### YOUR OBJECTIVE
Would you write out the entries below, every one of them, exactly?

Stored data:
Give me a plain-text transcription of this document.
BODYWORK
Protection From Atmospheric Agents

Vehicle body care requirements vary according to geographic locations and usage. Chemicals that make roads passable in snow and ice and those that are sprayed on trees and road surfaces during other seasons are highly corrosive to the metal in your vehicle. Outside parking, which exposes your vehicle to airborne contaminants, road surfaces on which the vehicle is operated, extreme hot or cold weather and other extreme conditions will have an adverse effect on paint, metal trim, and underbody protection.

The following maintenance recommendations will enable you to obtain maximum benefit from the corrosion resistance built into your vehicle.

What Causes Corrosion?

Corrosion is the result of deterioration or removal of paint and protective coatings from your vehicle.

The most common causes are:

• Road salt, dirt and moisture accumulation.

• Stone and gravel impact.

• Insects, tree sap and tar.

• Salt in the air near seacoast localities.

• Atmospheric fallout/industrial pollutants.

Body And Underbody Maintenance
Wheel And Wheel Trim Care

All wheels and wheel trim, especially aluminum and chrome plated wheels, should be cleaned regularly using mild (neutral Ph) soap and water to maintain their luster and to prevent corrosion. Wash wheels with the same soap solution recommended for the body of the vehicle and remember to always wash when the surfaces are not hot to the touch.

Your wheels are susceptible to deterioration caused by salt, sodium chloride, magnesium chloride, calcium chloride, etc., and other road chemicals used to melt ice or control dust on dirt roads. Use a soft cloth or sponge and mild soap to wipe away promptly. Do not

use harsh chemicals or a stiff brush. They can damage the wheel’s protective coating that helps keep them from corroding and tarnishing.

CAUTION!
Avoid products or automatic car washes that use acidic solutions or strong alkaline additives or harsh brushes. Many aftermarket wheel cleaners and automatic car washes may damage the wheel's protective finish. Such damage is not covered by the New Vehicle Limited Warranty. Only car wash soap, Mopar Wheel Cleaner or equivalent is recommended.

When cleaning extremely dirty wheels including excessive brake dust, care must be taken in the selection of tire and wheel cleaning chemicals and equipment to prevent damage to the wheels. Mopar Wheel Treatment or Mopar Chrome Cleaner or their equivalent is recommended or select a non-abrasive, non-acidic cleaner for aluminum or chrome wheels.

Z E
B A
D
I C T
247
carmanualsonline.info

### SOLUTION
Give me a plain-text transcription of this document.
BODYWORK
Protection From Atmospheric Agents

Vehicle body care requirements vary according to geographic locations and usage. Chemicals that make roads passable in snow and ice and those that are sprayed on trees and road surfaces during other seasons are highly corrosive to the metal in your vehicle. Outside parking, which exposes your vehicle to airborne contaminants, road surfaces on which the vehicle is operated, extreme hot or cold weather and other extreme conditions will have an adverse effect on paint, metal trim, and underbody protection.

The following maintenance recommendations will enable you to obtain maximum benefit from the corrosion resistance built into your vehicle.

What Causes Corrosion?

Corrosion is the result of deterioration or removal of paint and protective coatings from your vehicle.

The most common causes are:

• Road salt, dirt and moisture accumulation.

• Stone and gravel impact.

• Insects, tree sap and tar.

• Salt in the air near seacoast localities.

• Atmospheric fallout/industrial pollutants.

Body And Underbody Maintenance
Wheel And Wheel Trim Care

All wheels and wheel trim, especially aluminum and chrome plated wheels, should be cleaned regularly using mild (neutral Ph) soap and water to maintain their luster and to prevent corrosion. Wash wheels with the same soap solution recommended for the body of the vehicle and remember to always wash when the surfaces are not hot to the touch.

Your wheels are susceptible to deterioration caused by salt, sodium chloride, magnesium chloride, calcium chloride, etc., and other road chemicals used to melt ice or control dust on dirt roads. Use a soft cloth or sponge and mild soap to wipe away promptly. Do not

use harsh chemicals or a stiff brush. They can damage the wheel’s protective coating that helps keep them from corroding and tarnishing.

CAUTION!
Avoid products or automatic car washes that use acidic solutions or strong alkaline additives or harsh brushes. Many aftermarket wheel cleaners and automatic car washes may damage the wheel's protective finish. Such damage is not covered by the New Vehicle Limited Warranty. Only car wash soap, Mopar Wheel Cleaner or equivalent is recommended.

When cleaning extremely dirty wheels including excessive brake dust, care must be taken in the selection of tire and wheel cleaning chemicals and equipment to prevent damage to the wheels. Mopar Wheel Treatment or Mopar Chrome Cleaner or their equivalent is recommended or select a non-abrasive, non-acidic cleaner for aluminum or chrome wheels.

Z E
B A
D
I C T
247
carmanualsonline.info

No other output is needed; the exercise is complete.